- What this task involves
Reproduce each line of the listing exactly.

(Figure content listings)
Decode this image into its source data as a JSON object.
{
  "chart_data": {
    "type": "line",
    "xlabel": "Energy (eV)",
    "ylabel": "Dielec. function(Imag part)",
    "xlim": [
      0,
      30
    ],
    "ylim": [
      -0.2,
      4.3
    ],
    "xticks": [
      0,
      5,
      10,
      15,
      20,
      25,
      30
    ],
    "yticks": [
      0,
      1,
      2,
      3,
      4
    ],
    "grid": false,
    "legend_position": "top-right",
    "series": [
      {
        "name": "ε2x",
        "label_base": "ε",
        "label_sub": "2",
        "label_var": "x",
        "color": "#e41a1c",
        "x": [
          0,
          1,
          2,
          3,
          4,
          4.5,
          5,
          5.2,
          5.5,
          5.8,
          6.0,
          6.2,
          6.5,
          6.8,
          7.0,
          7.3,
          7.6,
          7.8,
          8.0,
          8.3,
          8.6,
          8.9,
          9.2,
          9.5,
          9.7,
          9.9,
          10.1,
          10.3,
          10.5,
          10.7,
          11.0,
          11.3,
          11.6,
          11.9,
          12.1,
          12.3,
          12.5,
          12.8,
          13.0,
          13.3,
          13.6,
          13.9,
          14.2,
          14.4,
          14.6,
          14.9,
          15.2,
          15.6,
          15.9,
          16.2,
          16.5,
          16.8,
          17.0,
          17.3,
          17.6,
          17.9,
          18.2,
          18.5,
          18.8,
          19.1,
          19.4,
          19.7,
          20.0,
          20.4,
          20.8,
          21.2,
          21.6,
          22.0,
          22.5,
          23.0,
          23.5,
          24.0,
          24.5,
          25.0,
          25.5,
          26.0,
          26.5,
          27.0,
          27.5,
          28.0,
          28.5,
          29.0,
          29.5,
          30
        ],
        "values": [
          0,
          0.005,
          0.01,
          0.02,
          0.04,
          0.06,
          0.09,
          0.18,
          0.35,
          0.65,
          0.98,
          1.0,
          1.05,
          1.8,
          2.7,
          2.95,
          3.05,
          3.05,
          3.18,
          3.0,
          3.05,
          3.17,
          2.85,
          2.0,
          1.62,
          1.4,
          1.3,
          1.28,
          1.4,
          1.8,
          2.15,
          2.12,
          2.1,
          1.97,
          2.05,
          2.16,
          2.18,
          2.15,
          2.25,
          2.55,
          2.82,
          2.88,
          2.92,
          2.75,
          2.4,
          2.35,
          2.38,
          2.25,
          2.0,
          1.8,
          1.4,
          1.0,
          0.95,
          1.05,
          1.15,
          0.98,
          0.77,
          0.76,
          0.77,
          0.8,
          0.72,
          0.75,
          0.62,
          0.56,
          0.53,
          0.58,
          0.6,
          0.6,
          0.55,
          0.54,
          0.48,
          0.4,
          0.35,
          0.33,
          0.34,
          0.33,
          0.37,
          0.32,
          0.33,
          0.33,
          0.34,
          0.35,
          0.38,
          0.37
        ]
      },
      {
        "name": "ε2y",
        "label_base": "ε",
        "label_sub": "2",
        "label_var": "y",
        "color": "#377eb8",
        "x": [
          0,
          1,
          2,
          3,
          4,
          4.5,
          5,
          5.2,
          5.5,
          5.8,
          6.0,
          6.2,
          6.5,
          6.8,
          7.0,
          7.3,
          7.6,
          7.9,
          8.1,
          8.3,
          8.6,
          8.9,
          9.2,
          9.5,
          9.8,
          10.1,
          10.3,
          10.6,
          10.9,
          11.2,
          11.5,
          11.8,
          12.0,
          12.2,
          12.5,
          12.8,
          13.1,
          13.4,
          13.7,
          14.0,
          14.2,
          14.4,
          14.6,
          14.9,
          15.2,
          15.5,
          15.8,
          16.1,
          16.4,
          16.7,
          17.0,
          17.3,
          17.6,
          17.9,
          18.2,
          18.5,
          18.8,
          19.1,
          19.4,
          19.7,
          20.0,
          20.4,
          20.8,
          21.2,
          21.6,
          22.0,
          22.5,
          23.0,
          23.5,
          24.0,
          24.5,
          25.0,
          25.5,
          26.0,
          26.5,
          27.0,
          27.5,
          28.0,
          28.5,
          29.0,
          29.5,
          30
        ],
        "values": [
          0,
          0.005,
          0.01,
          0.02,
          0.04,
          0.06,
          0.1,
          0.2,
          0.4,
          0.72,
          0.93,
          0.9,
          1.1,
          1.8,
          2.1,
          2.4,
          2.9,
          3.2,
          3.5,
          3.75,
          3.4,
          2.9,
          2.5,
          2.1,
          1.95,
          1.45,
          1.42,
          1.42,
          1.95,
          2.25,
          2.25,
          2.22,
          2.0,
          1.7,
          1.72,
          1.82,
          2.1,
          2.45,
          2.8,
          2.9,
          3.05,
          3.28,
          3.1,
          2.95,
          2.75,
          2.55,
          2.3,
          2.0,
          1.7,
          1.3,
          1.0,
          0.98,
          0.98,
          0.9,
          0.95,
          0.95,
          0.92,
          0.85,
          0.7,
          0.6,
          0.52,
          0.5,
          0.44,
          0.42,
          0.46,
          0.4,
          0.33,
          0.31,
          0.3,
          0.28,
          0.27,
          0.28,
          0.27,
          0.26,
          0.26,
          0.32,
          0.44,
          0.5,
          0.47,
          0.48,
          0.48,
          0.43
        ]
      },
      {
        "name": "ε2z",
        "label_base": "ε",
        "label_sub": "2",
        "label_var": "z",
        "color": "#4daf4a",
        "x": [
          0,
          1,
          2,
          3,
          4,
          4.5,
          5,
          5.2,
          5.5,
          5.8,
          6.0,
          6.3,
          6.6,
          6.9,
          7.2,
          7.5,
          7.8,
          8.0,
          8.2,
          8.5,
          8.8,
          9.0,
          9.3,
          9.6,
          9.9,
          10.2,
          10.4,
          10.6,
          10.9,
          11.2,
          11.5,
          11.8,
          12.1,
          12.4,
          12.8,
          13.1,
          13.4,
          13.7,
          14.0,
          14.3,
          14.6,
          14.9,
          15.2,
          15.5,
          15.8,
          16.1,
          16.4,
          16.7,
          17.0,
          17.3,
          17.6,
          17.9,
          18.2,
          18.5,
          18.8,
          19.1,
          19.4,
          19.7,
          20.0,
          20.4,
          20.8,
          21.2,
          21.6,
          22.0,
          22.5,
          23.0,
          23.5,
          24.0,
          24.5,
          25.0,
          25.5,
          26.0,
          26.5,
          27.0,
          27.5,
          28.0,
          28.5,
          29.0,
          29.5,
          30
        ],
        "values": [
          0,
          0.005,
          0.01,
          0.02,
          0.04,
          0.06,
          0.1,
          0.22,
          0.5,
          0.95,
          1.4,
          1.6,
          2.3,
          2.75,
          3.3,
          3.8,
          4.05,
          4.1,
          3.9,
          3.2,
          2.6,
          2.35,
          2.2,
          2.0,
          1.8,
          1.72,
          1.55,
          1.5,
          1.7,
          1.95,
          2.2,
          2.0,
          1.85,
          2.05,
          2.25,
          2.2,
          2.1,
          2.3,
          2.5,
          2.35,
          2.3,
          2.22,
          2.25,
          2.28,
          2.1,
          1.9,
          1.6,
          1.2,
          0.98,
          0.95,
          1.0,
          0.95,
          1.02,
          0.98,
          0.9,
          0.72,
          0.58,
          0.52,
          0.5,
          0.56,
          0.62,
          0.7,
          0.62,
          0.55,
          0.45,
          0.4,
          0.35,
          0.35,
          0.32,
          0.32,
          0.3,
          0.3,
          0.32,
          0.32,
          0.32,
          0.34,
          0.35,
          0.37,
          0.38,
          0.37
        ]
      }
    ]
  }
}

- Correct response
Decode this image into its source data as a JSON object.
{
  "chart_data": {
    "type": "line",
    "xlabel": "Energy (eV)",
    "ylabel": "Dielec. function(Imag part)",
    "xlim": [
      0,
      30
    ],
    "ylim": [
      -0.2,
      4.3
    ],
    "xticks": [
      0,
      5,
      10,
      15,
      20,
      25,
      30
    ],
    "yticks": [
      0,
      1,
      2,
      3,
      4
    ],
    "grid": false,
    "legend_position": "top-right",
    "series": [
      {
        "name": "ε2x",
        "label_base": "ε",
        "label_sub": "2",
        "label_var": "x",
        "color": "#e41a1c",
        "x": [
          0,
          1,
          2,
          3,
          4,
          4.5,
          5,
          5.2,
          5.5,
          5.8,
          6.0,
          6.2,
          6.5,
          6.8,
          7.0,
          7.3,
          7.6,
          7.8,
          8.0,
          8.3,
          8.6,
          8.9,
          9.2,
          9.5,
          9.7,
          9.9,
          10.1,
          10.3,
          10.5,
          10.7,
          11.0,
          11.3,
          11.6,
          11.9,
          12.1,
          12.3,
          12.5,
          12.8,
          13.0,
          13.3,
          13.6,
          13.9,
          14.2,
          14.4,
          14.6,
          14.9,
          15.2,
          15.6,
          15.9,
          16.2,
          16.5,
          16.8,
          17.0,
          17.3,
          17.6,
          17.9,
          18.2,
          18.5,
          18.8,
          19.1,
          19.4,
          19.7,
          20.0,
          20.4,
          20.8,
          21.2,
          21.6,
          22.0,
          22.5,
          23.0,
          23.5,
          24.0,
          24.5,
          25.0,
          25.5,
          26.0,
          26.5,
          27.0,
          27.5,
          28.0,
          28.5,
          29.0,
          29.5,
          30
        ],
        "values": [
          0,
          0.005,
          0.01,
          0.02,
          0.04,
          0.06,
          0.09,
          0.18,
          0.35,
          0.65,
          0.98,
          1.0,
          1.05,
          1.8,
          2.7,
          2.95,
          3.05,
          3.05,
          3.18,
          3.0,
          3.05,
          3.17,
          2.85,
          2.0,
          1.62,
          1.4,
          1.3,
          1.28,
          1.4,
          1.8,
          2.15,
          2.12,
          2.1,
          1.97,
          2.05,
          2.16,
          2.18,
          2.15,
          2.25,
          2.55,
          2.82,
          2.88,
          2.92,
          2.75,
          2.4,
          2.35,
          2.38,
          2.25,
          2.0,
          1.8,
          1.4,
          1.0,
          0.95,
          1.05,
          1.15,
          0.98,
          0.77,
          0.76,
          0.77,
          0.8,
          0.72,
          0.75,
          0.62,
          0.56,
          0.53,
          0.58,
          0.6,
          0.6,
          0.55,
          0.54,
          0.48,
          0.4,
          0.35,
          0.33,
          0.34,
          0.33,
          0.37,
          0.32,
          0.33,
          0.33,
          0.34,
          0.35,
          0.38,
          0.37
        ]
      },
      {
        "name": "ε2y",
        "label_base": "ε",
        "label_sub": "2",
        "label_var": "y",
        "color": "#377eb8",
        "x": [
          0,
          1,
          2,
          3,
          4,
          4.5,
          5,
          5.2,
          5.5,
          5.8,
          6.0,
          6.2,
          6.5,
          6.8,
          7.0,
          7.3,
          7.6,
          7.9,
          8.1,
          8.3,
          8.6,
          8.9,
          9.2,
          9.5,
          9.8,
          10.1,
          10.3,
          10.6,
          10.9,
          11.2,
          11.5,
          11.8,
          12.0,
          12.2,
          12.5,
          12.8,
          13.1,
          13.4,
          13.7,
          14.0,
          14.2,
          14.4,
          14.6,
          14.9,
          15.2,
          15.5,
          15.8,
          16.1,
          16.4,
          16.7,
          17.0,
          17.3,
          17.6,
          17.9,
          18.2,
          18.5,
          18.8,
          19.1,
          19.4,
          19.7,
          20.0,
          20.4,
          20.8,
          21.2,
          21.6,
          22.0,
          22.5,
          23.0,
          23.5,
          24.0,
          24.5,
          25.0,
          25.5,
          26.0,
          26.5,
          27.0,
          27.5,
          28.0,
          28.5,
          29.0,
          29.5,
          30
        ],
        "values": [
          0,
          0.005,
          0.01,
          0.02,
          0.04,
          0.06,
          0.1,
          0.2,
          0.4,
          0.72,
          0.93,
          0.9,
          1.1,
          1.8,
          2.1,
          2.4,
          2.9,
          3.2,
          3.5,
          3.75,
          3.4,
          2.9,
          2.5,
          2.1,
          1.95,
          1.45,
          1.42,
          1.42,
          1.95,
          2.25,
          2.25,
          2.22,
          2.0,
          1.7,
          1.72,
          1.82,
          2.1,
          2.45,
          2.8,
          2.9,
          3.05,
          3.28,
          3.1,
          2.95,
          2.75,
          2.55,
          2.3,
          2.0,
          1.7,
          1.3,
          1.0,
          0.98,
          0.98,
          0.9,
          0.95,
          0.95,
          0.92,
          0.85,
          0.7,
          0.6,
          0.52,
          0.5,
          0.44,
          0.42,
          0.46,
          0.4,
          0.33,
          0.31,
          0.3,
          0.28,
          0.27,
          0.28,
          0.27,
          0.26,
          0.26,
          0.32,
          0.44,
          0.5,
          0.47,
          0.48,
          0.48,
          0.43
        ]
      },
      {
        "name": "ε2z",
        "label_base": "ε",
        "label_sub": "2",
        "label_var": "z",
        "color": "#4daf4a",
        "x": [
          0,
          1,
          2,
          3,
          4,
          4.5,
          5,
          5.2,
          5.5,
          5.8,
          6.0,
          6.3,
          6.6,
          6.9,
          7.2,
          7.5,
          7.8,
          8.0,
          8.2,
          8.5,
          8.8,
          9.0,
          9.3,
          9.6,
          9.9,
          10.2,
          10.4,
          10.6,
          10.9,
          11.2,
          11.5,
          11.8,
          12.1,
          12.4,
          12.8,
          13.1,
          13.4,
          13.7,
          14.0,
          14.3,
          14.6,
          14.9,
          15.2,
          15.5,
          15.8,
          16.1,
          16.4,
          16.7,
          17.0,
          17.3,
          17.6,
          17.9,
          18.2,
          18.5,
          18.8,
          19.1,
          19.4,
          19.7,
          20.0,
          20.4,
          20.8,
          21.2,
          21.6,
          22.0,
          22.5,
          23.0,
          23.5,
          24.0,
          24.5,
          25.0,
          25.5,
          26.0,
          26.5,
          27.0,
          27.5,
          28.0,
          28.5,
          29.0,
          29.5,
          30
        ],
        "values": [
          0,
          0.005,
          0.01,
          0.02,
          0.04,
          0.06,
          0.1,
          0.22,
          0.5,
          0.95,
          1.4,
          1.6,
          2.3,
          2.75,
          3.3,
          3.8,
          4.05,
          4.1,
          3.9,
          3.2,
          2.6,
          2.35,
          2.2,
          2.0,
          1.8,
          1.72,
          1.55,
          1.5,
          1.7,
          1.95,
          2.2,
          2.0,
          1.85,
          2.05,
          2.25,
          2.2,
          2.1,
          2.3,
          2.5,
          2.35,
          2.3,
          2.22,
          2.25,
          2.28,
          2.1,
          1.9,
          1.6,
          1.2,
          0.98,
          0.95,
          1.0,
          0.95,
          1.02,
          0.98,
          0.9,
          0.72,
          0.58,
          0.52,
          0.5,
          0.56,
          0.62,
          0.7,
          0.62,
          0.55,
          0.45,
          0.4,
          0.35,
          0.35,
          0.32,
          0.32,
          0.3,
          0.3,
          0.32,
          0.32,
          0.32,
          0.34,
          0.35,
          0.37,
          0.38,
          0.37
        ]
      }
    ]
  }
}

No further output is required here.